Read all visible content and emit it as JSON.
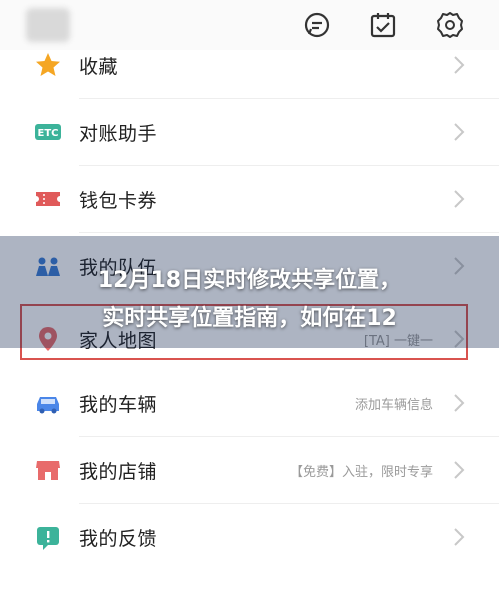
{
  "menu": {
    "items": [
      {
        "label": "收藏",
        "hint": ""
      },
      {
        "label": "对账助手",
        "hint": ""
      },
      {
        "label": "钱包卡券",
        "hint": ""
      },
      {
        "label": "我的队伍",
        "hint": ""
      },
      {
        "label": "家人地图",
        "hint": "[TA] 一键一"
      },
      {
        "label": "我的车辆",
        "hint": "添加车辆信息"
      },
      {
        "label": "我的店铺",
        "hint": "【免费】入驻，限时专享"
      },
      {
        "label": "我的反馈",
        "hint": ""
      }
    ]
  },
  "overlay": {
    "line1": "12月18日实时修改共享位置，",
    "line2": "实时共享位置指南，如何在12"
  },
  "colors": {
    "star": "#f5a623",
    "etc": "#3cb39a",
    "ticket": "#e05a5a",
    "team": "#3a7bd5",
    "map": "#e86b6b",
    "car": "#4a86e8",
    "shop": "#e86b6b",
    "feedback": "#3cb39a",
    "highlight": "#d9534f"
  }
}
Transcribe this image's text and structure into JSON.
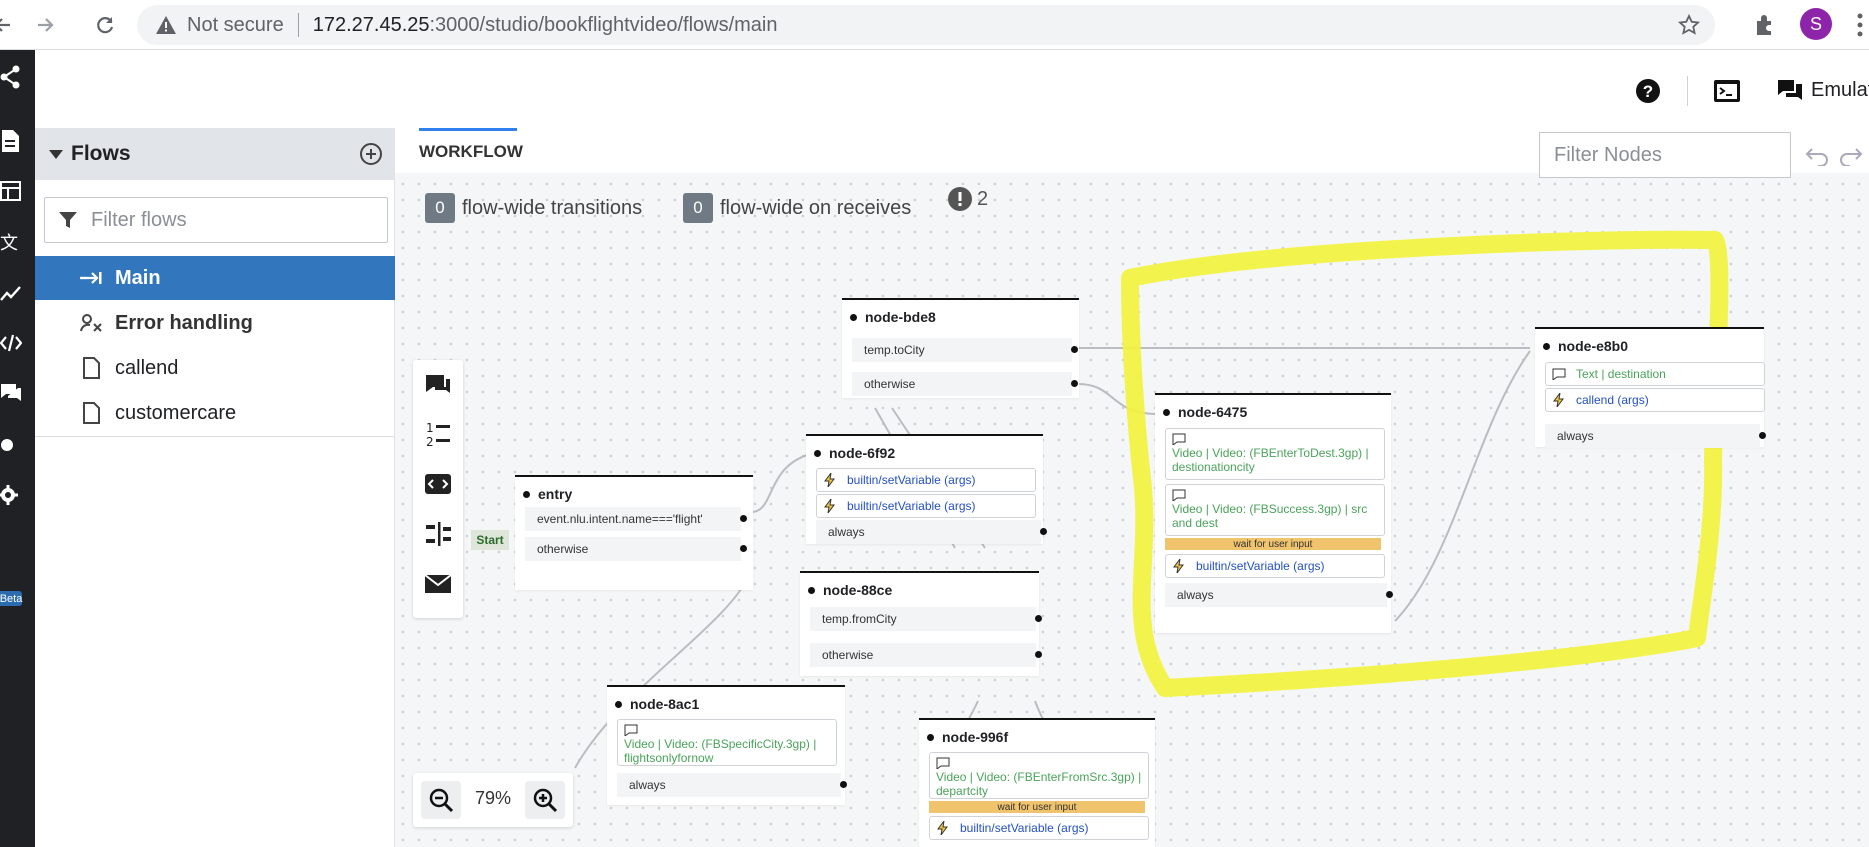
{
  "browser": {
    "not_secure": "Not secure",
    "url_host": "172.27.45.25",
    "url_path": ":3000/studio/bookflightvideo/flows/main",
    "avatar_letter": "S"
  },
  "header": {
    "emulator_label": "Emulator"
  },
  "rail": {
    "beta_label": "Beta"
  },
  "sidebar": {
    "title": "Flows",
    "filter_placeholder": "Filter flows",
    "items": [
      {
        "label": "Main",
        "icon": "flow-entry-icon",
        "active": true
      },
      {
        "label": "Error handling",
        "icon": "error-handling-icon"
      },
      {
        "label": "callend",
        "icon": "file-icon"
      },
      {
        "label": "customercare",
        "icon": "file-icon"
      }
    ]
  },
  "workflow": {
    "tab_label": "WORKFLOW",
    "filter_nodes_placeholder": "Filter Nodes",
    "transitions_count": "0",
    "transitions_label": "flow-wide transitions",
    "receives_count": "0",
    "receives_label": "flow-wide on receives",
    "warning_count": "2",
    "zoom_level": "79%",
    "start_label": "Start"
  },
  "nodes": {
    "entry": {
      "title": "entry",
      "rows": [
        "event.nlu.intent.name==='flight'",
        "otherwise"
      ]
    },
    "bde8": {
      "title": "node-bde8",
      "rows": [
        "temp.toCity",
        "otherwise"
      ]
    },
    "n6f92": {
      "title": "node-6f92",
      "actions": [
        "builtin/setVariable (args)",
        "builtin/setVariable (args)"
      ],
      "rows": [
        "always"
      ]
    },
    "n88ce": {
      "title": "node-88ce",
      "rows": [
        "temp.fromCity",
        "otherwise"
      ]
    },
    "n8ac1": {
      "title": "node-8ac1",
      "say": "Video | Video: (FBSpecificCity.3gp) | flightsonlyfornow",
      "rows": [
        "always"
      ]
    },
    "n996f": {
      "title": "node-996f",
      "say": "Video | Video: (FBEnterFromSrc.3gp) | departcity",
      "wait": "wait for user input",
      "actions": [
        "builtin/setVariable (args)"
      ]
    },
    "n6475": {
      "title": "node-6475",
      "say1": "Video | Video: (FBEnterToDest.3gp) | destionationcity",
      "say2": "Video | Video: (FBSuccess.3gp) | src and dest",
      "wait": "wait for user input",
      "actions": [
        "builtin/setVariable (args)"
      ],
      "rows": [
        "always"
      ]
    },
    "e8b0": {
      "title": "node-e8b0",
      "say": "Text | destination",
      "actions": [
        "callend (args)"
      ],
      "rows": [
        "always"
      ]
    }
  },
  "colors": {
    "accent": "#3277bd",
    "highlight": "#f3f33a",
    "wait_bar": "#f0c36d",
    "say_text": "#4aa35a",
    "action_text": "#2350c4"
  }
}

§ **WORK REQUIRED**:
Copy out the whole listing exactly, and don't carry over any pictures.

§ **RESPONSE TO THIS EXERCISE**:
Read all visible content and emit it as JSON.
{
  "menu": {
    "items": [
      {
        "label": "收藏",
        "hint": ""
      },
      {
        "label": "对账助手",
        "hint": ""
      },
      {
        "label": "钱包卡券",
        "hint": ""
      },
      {
        "label": "我的队伍",
        "hint": ""
      },
      {
        "label": "家人地图",
        "hint": "[TA] 一键一"
      },
      {
        "label": "我的车辆",
        "hint": "添加车辆信息"
      },
      {
        "label": "我的店铺",
        "hint": "【免费】入驻，限时专享"
      },
      {
        "label": "我的反馈",
        "hint": ""
      }
    ]
  },
  "overlay": {
    "line1": "12月18日实时修改共享位置，",
    "line2": "实时共享位置指南，如何在12"
  },
  "colors": {
    "star": "#f5a623",
    "etc": "#3cb39a",
    "ticket": "#e05a5a",
    "team": "#3a7bd5",
    "map": "#e86b6b",
    "car": "#4a86e8",
    "shop": "#e86b6b",
    "feedback": "#3cb39a",
    "highlight": "#d9534f"
  }
}
Transcribe this image's text and structure into JSON.
{
  "browser": {
    "not_secure": "Not secure",
    "url_host": "172.27.45.25",
    "url_path": ":3000/studio/bookflightvideo/flows/main",
    "avatar_letter": "S"
  },
  "header": {
    "emulator_label": "Emulator"
  },
  "rail": {
    "beta_label": "Beta"
  },
  "sidebar": {
    "title": "Flows",
    "filter_placeholder": "Filter flows",
    "items": [
      {
        "label": "Main",
        "icon": "flow-entry-icon",
        "active": true
      },
      {
        "label": "Error handling",
        "icon": "error-handling-icon"
      },
      {
        "label": "callend",
        "icon": "file-icon"
      },
      {
        "label": "customercare",
        "icon": "file-icon"
      }
    ]
  },
  "workflow": {
    "tab_label": "WORKFLOW",
    "filter_nodes_placeholder": "Filter Nodes",
    "transitions_count": "0",
    "transitions_label": "flow-wide transitions",
    "receives_count": "0",
    "receives_label": "flow-wide on receives",
    "warning_count": "2",
    "zoom_level": "79%",
    "start_label": "Start"
  },
  "nodes": {
    "entry": {
      "title": "entry",
      "rows": [
        "event.nlu.intent.name==='flight'",
        "otherwise"
      ]
    },
    "bde8": {
      "title": "node-bde8",
      "rows": [
        "temp.toCity",
        "otherwise"
      ]
    },
    "n6f92": {
      "title": "node-6f92",
      "actions": [
        "builtin/setVariable (args)",
        "builtin/setVariable (args)"
      ],
      "rows": [
        "always"
      ]
    },
    "n88ce": {
      "title": "node-88ce",
      "rows": [
        "temp.fromCity",
        "otherwise"
      ]
    },
    "n8ac1": {
      "title": "node-8ac1",
      "say": "Video | Video: (FBSpecificCity.3gp) | flightsonlyfornow",
      "rows": [
        "always"
      ]
    },
    "n996f": {
      "title": "node-996f",
      "say": "Video | Video: (FBEnterFromSrc.3gp) | departcity",
      "wait": "wait for user input",
      "actions": [
        "builtin/setVariable (args)"
      ]
    },
    "n6475": {
      "title": "node-6475",
      "say1": "Video | Video: (FBEnterToDest.3gp) | destionationcity",
      "say2": "Video | Video: (FBSuccess.3gp) | src and dest",
      "wait": "wait for user input",
      "actions": [
        "builtin/setVariable (args)"
      ],
      "rows": [
        "always"
      ]
    },
    "e8b0": {
      "title": "node-e8b0",
      "say": "Text | destination",
      "actions": [
        "callend (args)"
      ],
      "rows": [
        "always"
      ]
    }
  },
  "colors": {
    "accent": "#3277bd",
    "highlight": "#f3f33a",
    "wait_bar": "#f0c36d",
    "say_text": "#4aa35a",
    "action_text": "#2350c4"
  }
}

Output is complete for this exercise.